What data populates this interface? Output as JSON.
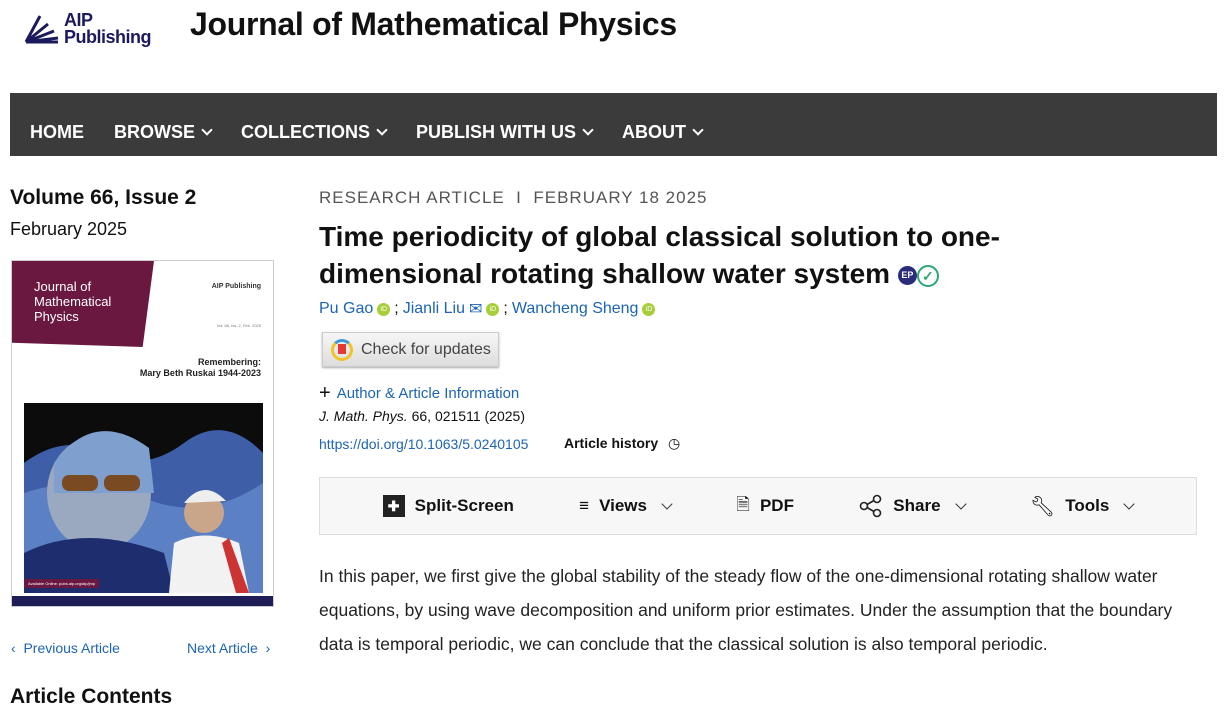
{
  "header": {
    "logo_line1": "AIP",
    "logo_line2": "Publishing",
    "journal_title": "Journal of Mathematical Physics"
  },
  "nav": [
    {
      "label": "HOME",
      "dropdown": false
    },
    {
      "label": "BROWSE",
      "dropdown": true
    },
    {
      "label": "COLLECTIONS",
      "dropdown": true
    },
    {
      "label": "PUBLISH WITH US",
      "dropdown": true
    },
    {
      "label": "ABOUT",
      "dropdown": true
    }
  ],
  "sidebar": {
    "volume": "Volume 66, Issue 2",
    "date": "February 2025",
    "cover": {
      "title": "Journal of Mathematical Physics",
      "logo": "AIP Publishing",
      "vol": "Vol. 66, Iss. 2, Feb. 2025",
      "remember_line1": "Remembering:",
      "remember_line2": "Mary Beth Ruskai 1944-2023",
      "available": "Available Online: pubs.aip.org/aip/jmp"
    },
    "prev": "Previous Article",
    "next": "Next Article",
    "contents": "Article Contents"
  },
  "article": {
    "type": "RESEARCH ARTICLE",
    "date": "FEBRUARY 18 2025",
    "title": "Time periodicity of global classical solution to one-dimensional rotating shallow water system",
    "authors": [
      "Pu Gao",
      "Jianli Liu",
      "Wancheng Sheng"
    ],
    "check_updates": "Check for updates",
    "author_info": "Author & Article Information",
    "citation_journal": "J. Math. Phys.",
    "citation_rest": " 66, 021511 (2025)",
    "doi": "https://doi.org/10.1063/5.0240105",
    "history": "Article history",
    "abstract": "In this paper, we first give the global stability of the steady flow of the one-dimensional rotating shallow water equations, by using wave decomposition and uniform prior estimates. Under the assumption that the boundary data is temporal periodic, we can conclude that the classical solution is also temporal periodic."
  },
  "toolbar": {
    "split": "Split-Screen",
    "views": "Views",
    "pdf": "PDF",
    "share": "Share",
    "tools": "Tools"
  },
  "colors": {
    "nav_bg": "#3b3b3b",
    "link": "#1d64b4",
    "cover_band": "#6b1840",
    "orcid": "#a6ce39"
  }
}
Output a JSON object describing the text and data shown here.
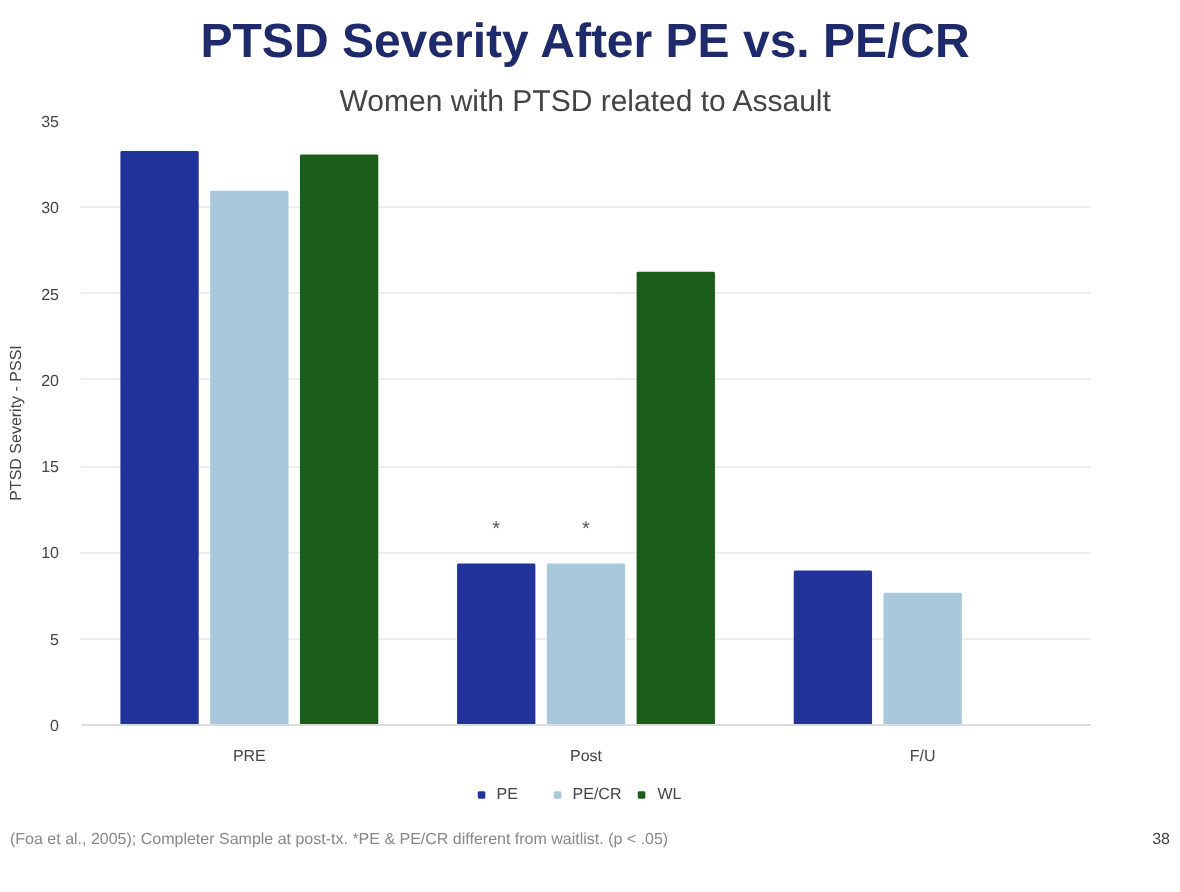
{
  "chart_data": {
    "type": "bar",
    "title": "PTSD Severity After PE vs. PE/CR",
    "subtitle": "Women with PTSD related to Assault",
    "ylabel": "PTSD Severity - PSSI",
    "categories": [
      "PRE",
      "Post",
      "F/U"
    ],
    "series": [
      {
        "name": "PE",
        "color": "#22349a",
        "values": [
          33.2,
          9.3,
          8.9
        ],
        "value_labels": [
          null,
          "*",
          null
        ]
      },
      {
        "name": "PE/CR",
        "color": "#a9c8dc",
        "values": [
          30.9,
          9.3,
          7.6
        ],
        "value_labels": [
          null,
          "*",
          null
        ]
      },
      {
        "name": "WL",
        "color": "#1a5e1a",
        "values": [
          33.0,
          26.2,
          null
        ]
      }
    ],
    "ylim": [
      0,
      35
    ],
    "yticks": [
      0,
      5,
      10,
      15,
      20,
      25,
      30,
      35
    ],
    "grid": "y",
    "legend": "bottom",
    "annotations": [
      "(Foa et al., 2005); Completer Sample at post-tx. *PE & PE/CR different from waitlist.  (p < .05)",
      "38"
    ]
  }
}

────────────────

**What to produce:**
Give the count of lines holding the word "solution", with no other words.

**Written response:**
2